- WHAT TO WORK ON
Give again, unaltered, the line with "What data populates" and all lines that follow it in the listing below, minus any pictures.

- MATERIAL SUPPLIED
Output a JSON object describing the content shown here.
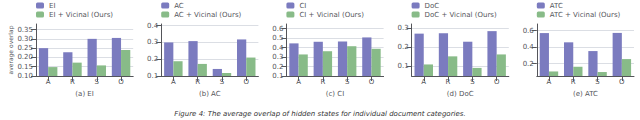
{
  "chart_data": [
    {
      "type": "bar",
      "xlabel": "(a) EI",
      "ylabel": "average overlap",
      "annotations": [
        "Figure 4: The average overlap of hidden states for individual document categories."
      ],
      "categories": [
        "A",
        "R",
        "S",
        "O"
      ],
      "series": [
        {
          "name": "EI",
          "color": "#7b7bbf",
          "values": [
            0.25,
            0.228,
            0.3,
            0.305
          ]
        },
        {
          "name": "EI + Vicinal (Ours)",
          "color": "#88bb88",
          "values": [
            0.148,
            0.172,
            0.157,
            0.24
          ]
        }
      ],
      "ylim": [
        0.1,
        0.38
      ],
      "yticks": [
        {
          "value": 0.1,
          "label": "0.10"
        },
        0.15,
        {
          "value": 0.2,
          "label": "0.20"
        },
        0.25,
        {
          "value": 0.3,
          "label": "0.30"
        },
        0.35
      ],
      "grid": true,
      "legend": "upper left"
    },
    {
      "type": "bar",
      "xlabel": "(b) AC",
      "categories": [
        "A",
        "R",
        "S",
        "O"
      ],
      "series": [
        {
          "name": "AC",
          "color": "#7b7bbf",
          "values": [
            0.3,
            0.308,
            0.142,
            0.318
          ]
        },
        {
          "name": "AC + Vicinal (Ours)",
          "color": "#88bb88",
          "values": [
            0.188,
            0.172,
            0.118,
            0.21
          ]
        }
      ],
      "ylim": [
        0.1,
        0.41
      ],
      "yticks": [
        0.1,
        0.2,
        0.3,
        0.4
      ],
      "grid": true,
      "legend": "upper left"
    },
    {
      "type": "bar",
      "xlabel": "(c) CI",
      "categories": [
        "A",
        "R",
        "S",
        "O"
      ],
      "series": [
        {
          "name": "CI",
          "color": "#7b7bbf",
          "values": [
            0.445,
            0.462,
            0.465,
            0.508
          ]
        },
        {
          "name": "CI + Vicinal (Ours)",
          "color": "#88bb88",
          "values": [
            0.328,
            0.362,
            0.415,
            0.388
          ]
        }
      ],
      "ylim": [
        0.1,
        0.65
      ],
      "yticks": [
        0.1,
        0.2,
        0.3,
        0.4,
        0.5,
        0.6
      ],
      "grid": true,
      "legend": "upper left"
    },
    {
      "type": "bar",
      "xlabel": "(d) DoC",
      "categories": [
        "A",
        "R",
        "S",
        "O"
      ],
      "series": [
        {
          "name": "DoC",
          "color": "#7b7bbf",
          "values": [
            0.27,
            0.272,
            0.228,
            0.283
          ]
        },
        {
          "name": "DoC + Vicinal (Ours)",
          "color": "#88bb88",
          "values": [
            0.11,
            0.152,
            0.092,
            0.162
          ]
        }
      ],
      "ylim": [
        0.05,
        0.32
      ],
      "yticks": [
        0.1,
        0.2,
        0.3
      ],
      "grid": true,
      "legend": "upper left"
    },
    {
      "type": "bar",
      "xlabel": "(e) ATC",
      "categories": [
        "A",
        "R",
        "S",
        "O"
      ],
      "series": [
        {
          "name": "ATC",
          "color": "#7b7bbf",
          "values": [
            0.57,
            0.458,
            0.352,
            0.572
          ]
        },
        {
          "name": "ATC + Vicinal (Ours)",
          "color": "#88bb88",
          "values": [
            0.105,
            0.162,
            0.098,
            0.255
          ]
        }
      ],
      "ylim": [
        0.05,
        0.68
      ],
      "yticks": [
        0.2,
        0.4,
        0.6
      ],
      "grid": true,
      "legend": "upper left"
    }
  ]
}
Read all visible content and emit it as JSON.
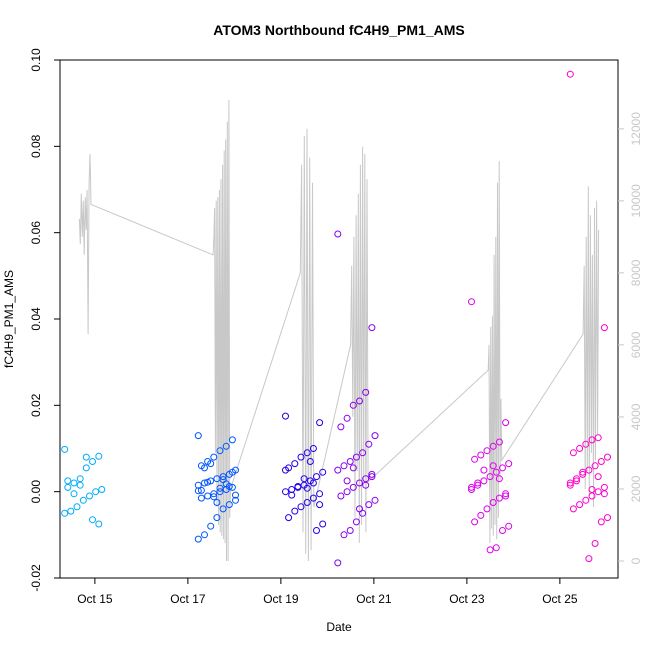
{
  "chart_data": {
    "type": "scatter",
    "title": "ATOM3 Northbound fC4H9_PM1_AMS",
    "xlabel": "Date",
    "ylabel": "fC4H9_PM1_AMS",
    "xlim": [
      "2016-10-14 06:00",
      "2016-10-26 06:00"
    ],
    "ylim": [
      -0.02,
      0.1
    ],
    "y_ticks": [
      "-0.02",
      "0.00",
      "0.02",
      "0.04",
      "0.06",
      "0.08",
      "0.10"
    ],
    "x_ticks": [
      "Oct 15",
      "Oct 17",
      "Oct 19",
      "Oct 21",
      "Oct 23",
      "Oct 25"
    ],
    "y2_ticks": [
      "0",
      "2000",
      "4000",
      "6000",
      "8000",
      "10000",
      "12000"
    ],
    "y2_range": [
      0,
      12800
    ],
    "colors": {
      "points": [
        "#00aaff",
        "#0055ff",
        "#2200ee",
        "#8800ee",
        "#dd00ee",
        "#ff00cc"
      ],
      "line": "#c8c8c8",
      "right_axis": "#c8c8c8"
    },
    "scatter_series": [
      {
        "x": "2016-10-14 18:00",
        "y": [
          0.0098,
          0.0082,
          0.007,
          0.0055,
          0.003,
          0.002,
          0.001,
          0.0005,
          0.0,
          -0.001,
          -0.002,
          -0.0035,
          -0.0045,
          -0.005,
          -0.0075,
          -0.0065,
          0.008,
          0.0015,
          -0.0005,
          0.0025
        ]
      },
      {
        "x": "2016-10-17 15:00",
        "y": [
          0.013,
          0.012,
          0.0105,
          0.0095,
          0.008,
          0.007,
          0.006,
          0.005,
          0.004,
          0.0035,
          0.003,
          0.0025,
          0.002,
          0.0015,
          0.001,
          0.0005,
          0.0,
          -0.0005,
          -0.001,
          -0.0015,
          -0.002,
          -0.003,
          -0.004,
          -0.006,
          -0.008,
          -0.01,
          -0.011,
          0.0045,
          0.0018,
          0.0008,
          -0.0012,
          0.0022,
          0.0003,
          -0.0008,
          0.0012,
          0.0028,
          -0.0025,
          0.0065,
          0.0055,
          0.0002
        ]
      },
      {
        "x": "2016-10-19 12:00",
        "y": [
          0.0175,
          0.016,
          0.01,
          0.009,
          0.008,
          0.0065,
          0.0055,
          0.0045,
          0.0035,
          0.0025,
          0.0015,
          0.001,
          0.0005,
          0.0,
          -0.0005,
          -0.0015,
          -0.0025,
          -0.0035,
          -0.0045,
          -0.006,
          -0.0075,
          -0.009,
          0.007,
          0.003,
          0.0012,
          -0.0008,
          0.005,
          -0.003,
          0.002,
          0.0008
        ]
      },
      {
        "x": "2016-10-20 15:00",
        "y": [
          0.0597,
          0.038,
          0.023,
          0.021,
          0.02,
          0.017,
          0.015,
          0.013,
          0.011,
          0.009,
          0.008,
          0.007,
          0.006,
          0.005,
          0.004,
          0.003,
          0.002,
          0.001,
          0.0,
          -0.001,
          -0.002,
          -0.003,
          -0.005,
          -0.007,
          -0.009,
          -0.01,
          -0.0165,
          0.0035,
          0.0015,
          -0.004,
          0.0055,
          0.0025
        ]
      },
      {
        "x": "2016-10-23 12:00",
        "y": [
          0.044,
          0.016,
          0.0115,
          0.0105,
          0.0095,
          0.0085,
          0.0075,
          0.0065,
          0.0055,
          0.0045,
          0.0035,
          0.0025,
          0.0015,
          0.0005,
          -0.0005,
          -0.0015,
          -0.0025,
          -0.004,
          -0.0055,
          -0.007,
          -0.008,
          -0.009,
          -0.013,
          -0.0135,
          0.005,
          0.002,
          0.001,
          -0.001,
          0.003,
          0.006
        ]
      },
      {
        "x": "2016-10-25 15:00",
        "y": [
          0.0967,
          0.038,
          0.0125,
          0.012,
          0.011,
          0.01,
          0.009,
          0.008,
          0.007,
          0.006,
          0.005,
          0.004,
          0.003,
          0.002,
          0.001,
          0.0,
          -0.001,
          -0.002,
          -0.003,
          -0.004,
          -0.006,
          -0.007,
          -0.012,
          -0.0155,
          0.0045,
          0.0025,
          0.0015,
          -0.0005,
          0.0035,
          0.0005
        ]
      }
    ],
    "line_series": {
      "axis": "right",
      "segments": [
        {
          "start": "2016-10-14 16:00",
          "end": "2016-10-14 22:00",
          "values": [
            9500,
            8800,
            10200,
            9000,
            10000,
            8500,
            10100,
            9200,
            10300,
            6300,
            10500,
            11300,
            9900
          ]
        },
        {
          "start": "2016-10-17 13:00",
          "end": "2016-10-17 22:00",
          "values": [
            8500,
            9000,
            9800,
            3000,
            10000,
            1500,
            10100,
            1000,
            10300,
            800,
            10600,
            700,
            11000,
            600,
            11400,
            500,
            11700,
            0,
            12200,
            0,
            12800,
            1200,
            2000
          ]
        },
        {
          "start": "2016-10-19 10:00",
          "end": "2016-10-19 17:00",
          "values": [
            8000,
            11000,
            800,
            11800,
            200,
            12000,
            0,
            11200,
            300,
            10500,
            1500
          ]
        },
        {
          "start": "2016-10-20 12:00",
          "end": "2016-10-20 21:00",
          "values": [
            6000,
            8200,
            4000,
            9000,
            1200,
            9600,
            2500,
            10200,
            500,
            11000,
            1000,
            11500,
            2200,
            11300,
            800,
            10600,
            2200
          ]
        },
        {
          "start": "2016-10-23 11:00",
          "end": "2016-10-23 18:00",
          "values": [
            5300,
            6000,
            500,
            6500,
            900,
            6800,
            700,
            8500,
            1000,
            9000,
            600,
            10500,
            1200,
            11100,
            2200,
            4500,
            2800
          ]
        },
        {
          "start": "2016-10-25 12:00",
          "end": "2016-10-25 20:00",
          "values": [
            6300,
            8200,
            2000,
            9000,
            2500,
            10400,
            1800,
            9600,
            3000,
            8500,
            1500,
            9800,
            2800,
            10000,
            3500,
            9200
          ]
        }
      ]
    }
  }
}
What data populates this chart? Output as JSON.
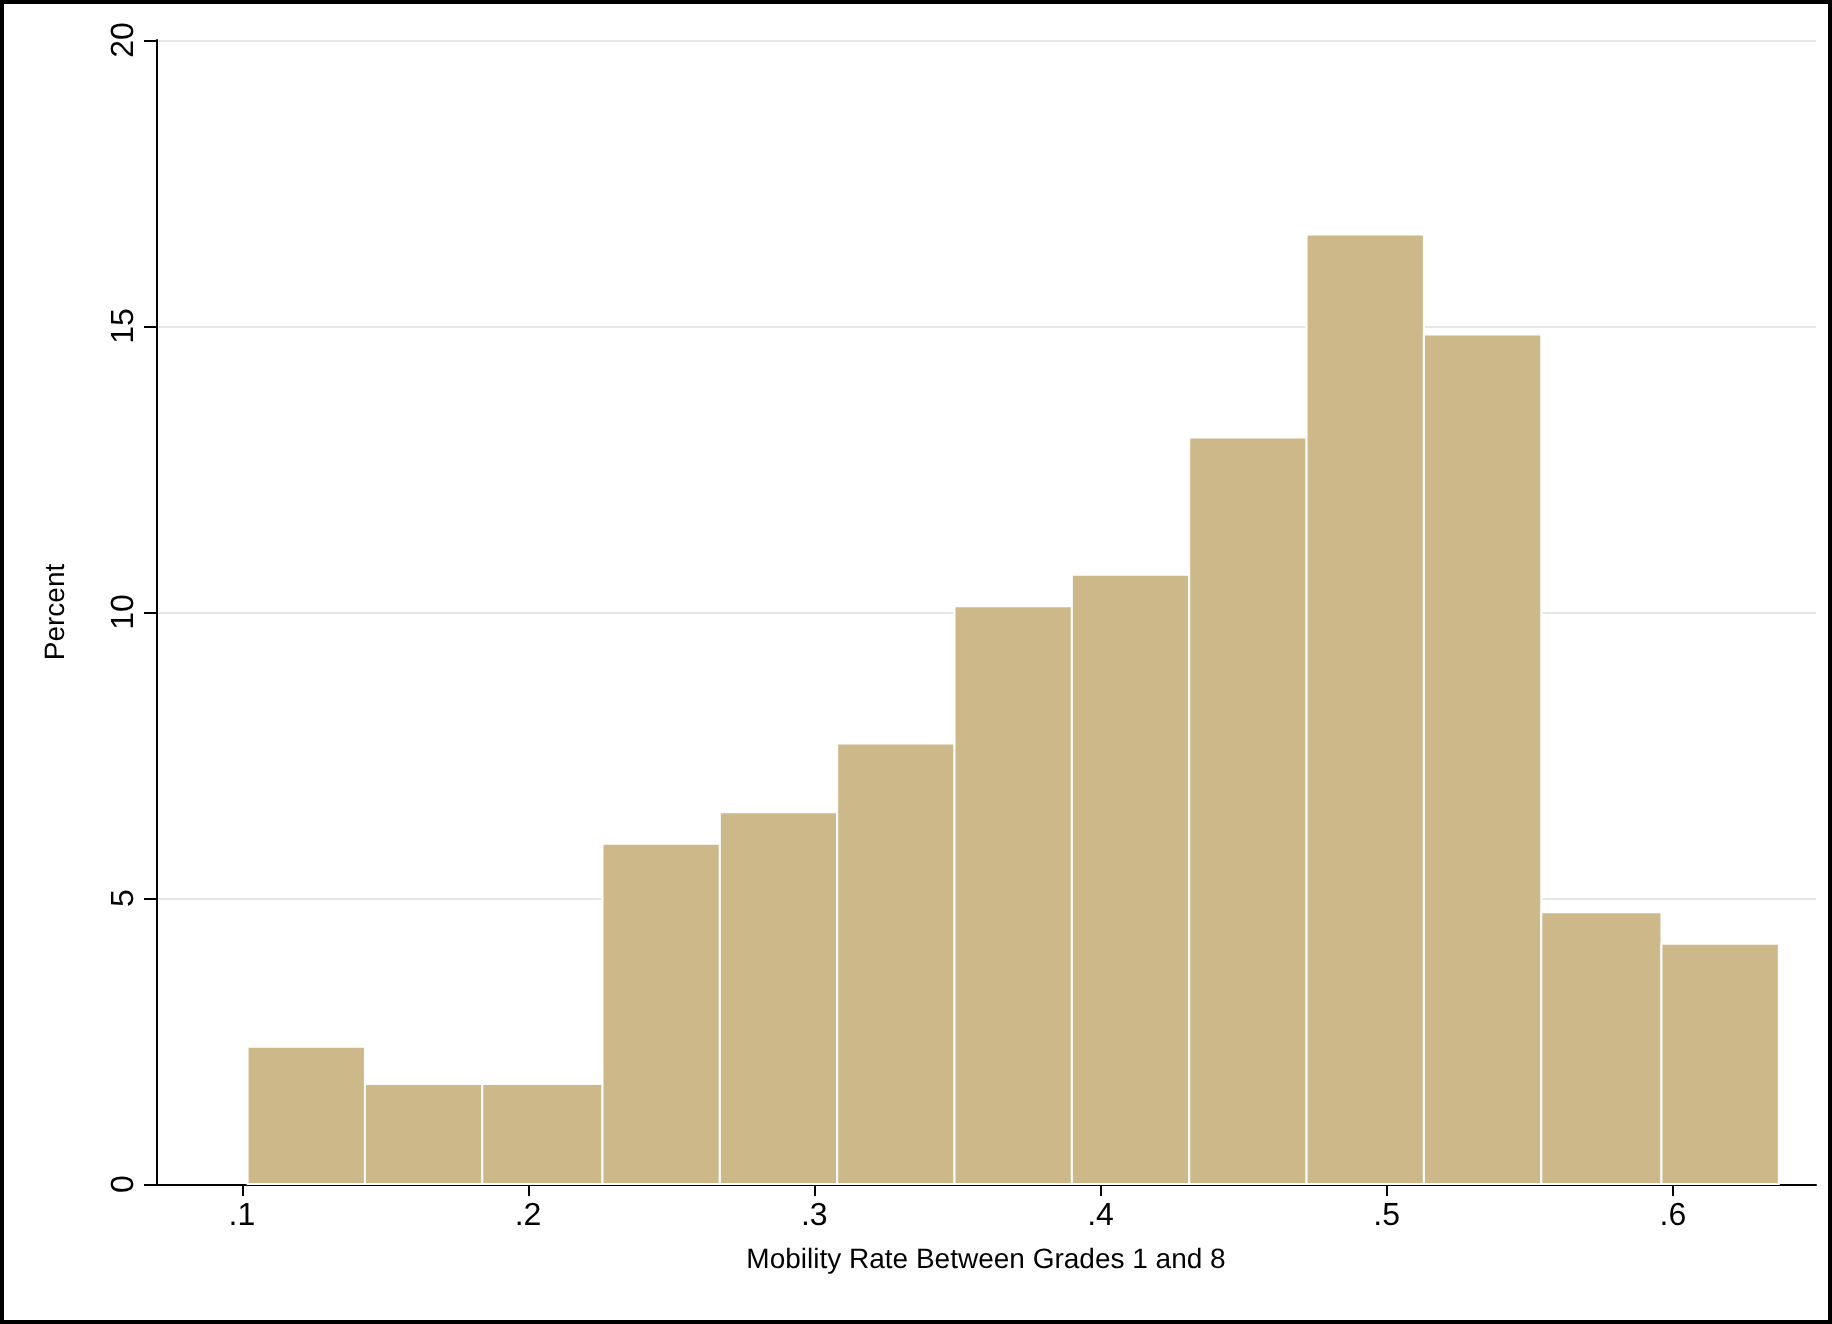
{
  "chart_data": {
    "type": "histogram",
    "xlabel": "Mobility Rate Between Grades 1 and 8",
    "ylabel": "Percent",
    "bins": [
      0.102,
      0.143,
      0.184,
      0.226,
      0.267,
      0.308,
      0.349,
      0.39,
      0.431,
      0.472,
      0.513,
      0.554,
      0.596,
      0.637
    ],
    "values": [
      2.4,
      1.75,
      1.75,
      5.95,
      6.5,
      7.7,
      10.1,
      10.65,
      13.05,
      16.6,
      14.85,
      4.75,
      4.2
    ],
    "color": "#cdb88a",
    "xlim": [
      0.07,
      0.65
    ],
    "xticks": [
      {
        "value": 0.1,
        "label": ".1"
      },
      {
        "value": 0.2,
        "label": ".2"
      },
      {
        "value": 0.3,
        "label": ".3"
      },
      {
        "value": 0.4,
        "label": ".4"
      },
      {
        "value": 0.5,
        "label": ".5"
      },
      {
        "value": 0.6,
        "label": ".6"
      }
    ],
    "ylim": [
      0,
      20
    ],
    "yticks": [
      0,
      5,
      10,
      15,
      20
    ],
    "grid": "y"
  }
}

- SOLUTION BELOW
What data populates this chart? Output as JSON.
{
  "chart_data": {
    "type": "histogram",
    "xlabel": "Mobility Rate Between Grades 1 and 8",
    "ylabel": "Percent",
    "bins": [
      0.102,
      0.143,
      0.184,
      0.226,
      0.267,
      0.308,
      0.349,
      0.39,
      0.431,
      0.472,
      0.513,
      0.554,
      0.596,
      0.637
    ],
    "values": [
      2.4,
      1.75,
      1.75,
      5.95,
      6.5,
      7.7,
      10.1,
      10.65,
      13.05,
      16.6,
      14.85,
      4.75,
      4.2
    ],
    "color": "#cdb88a",
    "xlim": [
      0.07,
      0.65
    ],
    "xticks": [
      {
        "value": 0.1,
        "label": ".1"
      },
      {
        "value": 0.2,
        "label": ".2"
      },
      {
        "value": 0.3,
        "label": ".3"
      },
      {
        "value": 0.4,
        "label": ".4"
      },
      {
        "value": 0.5,
        "label": ".5"
      },
      {
        "value": 0.6,
        "label": ".6"
      }
    ],
    "ylim": [
      0,
      20
    ],
    "yticks": [
      0,
      5,
      10,
      15,
      20
    ],
    "grid": "y"
  }
}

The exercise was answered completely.